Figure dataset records
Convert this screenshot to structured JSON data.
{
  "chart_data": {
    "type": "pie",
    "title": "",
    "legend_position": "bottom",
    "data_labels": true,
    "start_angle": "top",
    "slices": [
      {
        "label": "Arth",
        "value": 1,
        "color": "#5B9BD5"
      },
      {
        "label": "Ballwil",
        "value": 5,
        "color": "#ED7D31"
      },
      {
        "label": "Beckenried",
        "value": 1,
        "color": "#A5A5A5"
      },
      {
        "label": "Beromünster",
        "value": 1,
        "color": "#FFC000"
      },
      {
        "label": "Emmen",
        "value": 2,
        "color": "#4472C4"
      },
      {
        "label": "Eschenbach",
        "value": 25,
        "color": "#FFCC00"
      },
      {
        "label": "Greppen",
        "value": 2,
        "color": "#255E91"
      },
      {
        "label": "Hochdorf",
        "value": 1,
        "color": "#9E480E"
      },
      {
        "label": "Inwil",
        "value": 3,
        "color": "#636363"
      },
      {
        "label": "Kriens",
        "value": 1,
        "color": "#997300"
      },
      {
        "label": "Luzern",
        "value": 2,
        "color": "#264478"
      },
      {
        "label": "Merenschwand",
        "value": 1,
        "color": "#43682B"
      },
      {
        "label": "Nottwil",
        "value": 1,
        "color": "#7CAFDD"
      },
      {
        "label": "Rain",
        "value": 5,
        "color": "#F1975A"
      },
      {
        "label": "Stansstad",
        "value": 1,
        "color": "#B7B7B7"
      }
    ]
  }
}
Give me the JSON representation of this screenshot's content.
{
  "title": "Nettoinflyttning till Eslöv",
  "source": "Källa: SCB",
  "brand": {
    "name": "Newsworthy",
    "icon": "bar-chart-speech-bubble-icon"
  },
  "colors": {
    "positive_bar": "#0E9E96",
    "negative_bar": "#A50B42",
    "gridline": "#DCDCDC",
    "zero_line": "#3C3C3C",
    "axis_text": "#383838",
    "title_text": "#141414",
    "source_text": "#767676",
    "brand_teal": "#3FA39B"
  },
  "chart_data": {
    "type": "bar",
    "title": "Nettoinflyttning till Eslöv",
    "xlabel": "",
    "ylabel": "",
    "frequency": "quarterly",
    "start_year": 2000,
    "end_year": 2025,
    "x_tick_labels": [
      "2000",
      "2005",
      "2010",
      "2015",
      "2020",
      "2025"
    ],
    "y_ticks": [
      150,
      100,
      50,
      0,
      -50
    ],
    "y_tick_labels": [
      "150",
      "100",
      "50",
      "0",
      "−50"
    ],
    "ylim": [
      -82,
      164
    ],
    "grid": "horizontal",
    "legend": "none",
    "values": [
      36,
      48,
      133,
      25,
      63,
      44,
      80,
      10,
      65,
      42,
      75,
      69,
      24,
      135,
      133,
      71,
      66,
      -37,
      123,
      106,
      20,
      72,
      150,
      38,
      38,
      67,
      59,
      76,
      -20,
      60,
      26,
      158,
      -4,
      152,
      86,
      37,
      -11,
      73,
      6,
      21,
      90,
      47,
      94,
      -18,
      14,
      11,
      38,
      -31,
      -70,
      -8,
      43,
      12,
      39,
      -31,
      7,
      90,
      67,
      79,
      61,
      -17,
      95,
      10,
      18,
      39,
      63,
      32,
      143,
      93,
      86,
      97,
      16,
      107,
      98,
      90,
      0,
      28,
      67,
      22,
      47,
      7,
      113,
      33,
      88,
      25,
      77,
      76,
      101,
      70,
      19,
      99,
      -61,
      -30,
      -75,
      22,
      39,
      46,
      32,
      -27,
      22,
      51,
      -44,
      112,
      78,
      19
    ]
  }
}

- _What is needed_:
Copy out the full listing exactly.

- _Written reply_:
Convert this screenshot to structured JSON data.
{
  "chart_data": {
    "type": "pie",
    "title": "",
    "legend_position": "bottom",
    "data_labels": true,
    "start_angle": "top",
    "slices": [
      {
        "label": "Arth",
        "value": 1,
        "color": "#5B9BD5"
      },
      {
        "label": "Ballwil",
        "value": 5,
        "color": "#ED7D31"
      },
      {
        "label": "Beckenried",
        "value": 1,
        "color": "#A5A5A5"
      },
      {
        "label": "Beromünster",
        "value": 1,
        "color": "#FFC000"
      },
      {
        "label": "Emmen",
        "value": 2,
        "color": "#4472C4"
      },
      {
        "label": "Eschenbach",
        "value": 25,
        "color": "#FFCC00"
      },
      {
        "label": "Greppen",
        "value": 2,
        "color": "#255E91"
      },
      {
        "label": "Hochdorf",
        "value": 1,
        "color": "#9E480E"
      },
      {
        "label": "Inwil",
        "value": 3,
        "color": "#636363"
      },
      {
        "label": "Kriens",
        "value": 1,
        "color": "#997300"
      },
      {
        "label": "Luzern",
        "value": 2,
        "color": "#264478"
      },
      {
        "label": "Merenschwand",
        "value": 1,
        "color": "#43682B"
      },
      {
        "label": "Nottwil",
        "value": 1,
        "color": "#7CAFDD"
      },
      {
        "label": "Rain",
        "value": 5,
        "color": "#F1975A"
      },
      {
        "label": "Stansstad",
        "value": 1,
        "color": "#B7B7B7"
      }
    ]
  }
}
Give me the JSON representation of this screenshot's content.
{
  "title": "Nettoinflyttning till Eslöv",
  "source": "Källa: SCB",
  "brand": {
    "name": "Newsworthy",
    "icon": "bar-chart-speech-bubble-icon"
  },
  "colors": {
    "positive_bar": "#0E9E96",
    "negative_bar": "#A50B42",
    "gridline": "#DCDCDC",
    "zero_line": "#3C3C3C",
    "axis_text": "#383838",
    "title_text": "#141414",
    "source_text": "#767676",
    "brand_teal": "#3FA39B"
  },
  "chart_data": {
    "type": "bar",
    "title": "Nettoinflyttning till Eslöv",
    "xlabel": "",
    "ylabel": "",
    "frequency": "quarterly",
    "start_year": 2000,
    "end_year": 2025,
    "x_tick_labels": [
      "2000",
      "2005",
      "2010",
      "2015",
      "2020",
      "2025"
    ],
    "y_ticks": [
      150,
      100,
      50,
      0,
      -50
    ],
    "y_tick_labels": [
      "150",
      "100",
      "50",
      "0",
      "−50"
    ],
    "ylim": [
      -82,
      164
    ],
    "grid": "horizontal",
    "legend": "none",
    "values": [
      36,
      48,
      133,
      25,
      63,
      44,
      80,
      10,
      65,
      42,
      75,
      69,
      24,
      135,
      133,
      71,
      66,
      -37,
      123,
      106,
      20,
      72,
      150,
      38,
      38,
      67,
      59,
      76,
      -20,
      60,
      26,
      158,
      -4,
      152,
      86,
      37,
      -11,
      73,
      6,
      21,
      90,
      47,
      94,
      -18,
      14,
      11,
      38,
      -31,
      -70,
      -8,
      43,
      12,
      39,
      -31,
      7,
      90,
      67,
      79,
      61,
      -17,
      95,
      10,
      18,
      39,
      63,
      32,
      143,
      93,
      86,
      97,
      16,
      107,
      98,
      90,
      0,
      28,
      67,
      22,
      47,
      7,
      113,
      33,
      88,
      25,
      77,
      76,
      101,
      70,
      19,
      99,
      -61,
      -30,
      -75,
      22,
      39,
      46,
      32,
      -27,
      22,
      51,
      -44,
      112,
      78,
      19
    ]
  }
}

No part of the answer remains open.